STATED GOAL>
Each line that follows should be printed again exactly as it stands.

......

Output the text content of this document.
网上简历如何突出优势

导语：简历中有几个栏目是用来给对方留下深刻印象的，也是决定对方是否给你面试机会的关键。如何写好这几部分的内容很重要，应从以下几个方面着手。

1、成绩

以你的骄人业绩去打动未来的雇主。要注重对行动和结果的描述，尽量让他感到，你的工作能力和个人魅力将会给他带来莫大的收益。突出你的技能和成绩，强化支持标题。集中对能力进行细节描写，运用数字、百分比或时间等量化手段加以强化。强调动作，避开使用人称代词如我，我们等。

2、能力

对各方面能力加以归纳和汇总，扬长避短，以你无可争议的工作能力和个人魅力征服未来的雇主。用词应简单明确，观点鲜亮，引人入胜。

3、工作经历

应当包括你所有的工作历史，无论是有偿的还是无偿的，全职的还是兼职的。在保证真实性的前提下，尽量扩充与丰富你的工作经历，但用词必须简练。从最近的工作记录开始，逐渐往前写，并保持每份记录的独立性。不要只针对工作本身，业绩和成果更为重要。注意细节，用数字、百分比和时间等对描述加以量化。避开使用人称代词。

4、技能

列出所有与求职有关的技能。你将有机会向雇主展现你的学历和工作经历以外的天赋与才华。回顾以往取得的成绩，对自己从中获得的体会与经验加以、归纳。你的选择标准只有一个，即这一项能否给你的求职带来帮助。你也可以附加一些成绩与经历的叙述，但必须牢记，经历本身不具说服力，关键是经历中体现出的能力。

......

EXPECTED ANSWER>
Output the text content of this document.
网上简历如何突出优势

导语：简历中有几个栏目是用来给对方留下深刻印象的，也是决定对方是否给你面试机会的关键。如何写好这几部分的内容很重要，应从以下几个方面着手。

1、成绩

以你的骄人业绩去打动未来的雇主。要注重对行动和结果的描述，尽量让他感到，你的工作能力和个人魅力将会给他带来莫大的收益。突出你的技能和成绩，强化支持标题。集中对能力进行细节描写，运用数字、百分比或时间等量化手段加以强化。强调动作，避开使用人称代词如我，我们等。

2、能力

对各方面能力加以归纳和汇总，扬长避短，以你无可争议的工作能力和个人魅力征服未来的雇主。用词应简单明确，观点鲜亮，引人入胜。

3、工作经历

应当包括你所有的工作历史，无论是有偿的还是无偿的，全职的还是兼职的。在保证真实性的前提下，尽量扩充与丰富你的工作经历，但用词必须简练。从最近的工作记录开始，逐渐往前写，并保持每份记录的独立性。不要只针对工作本身，业绩和成果更为重要。注意细节，用数字、百分比和时间等对描述加以量化。避开使用人称代词。

4、技能

列出所有与求职有关的技能。你将有机会向雇主展现你的学历和工作经历以外的天赋与才华。回顾以往取得的成绩，对自己从中获得的体会与经验加以、归纳。你的选择标准只有一个，即这一项能否给你的求职带来帮助。你也可以附加一些成绩与经历的叙述，但必须牢记，经历本身不具说服力，关键是经历中体现出的能力。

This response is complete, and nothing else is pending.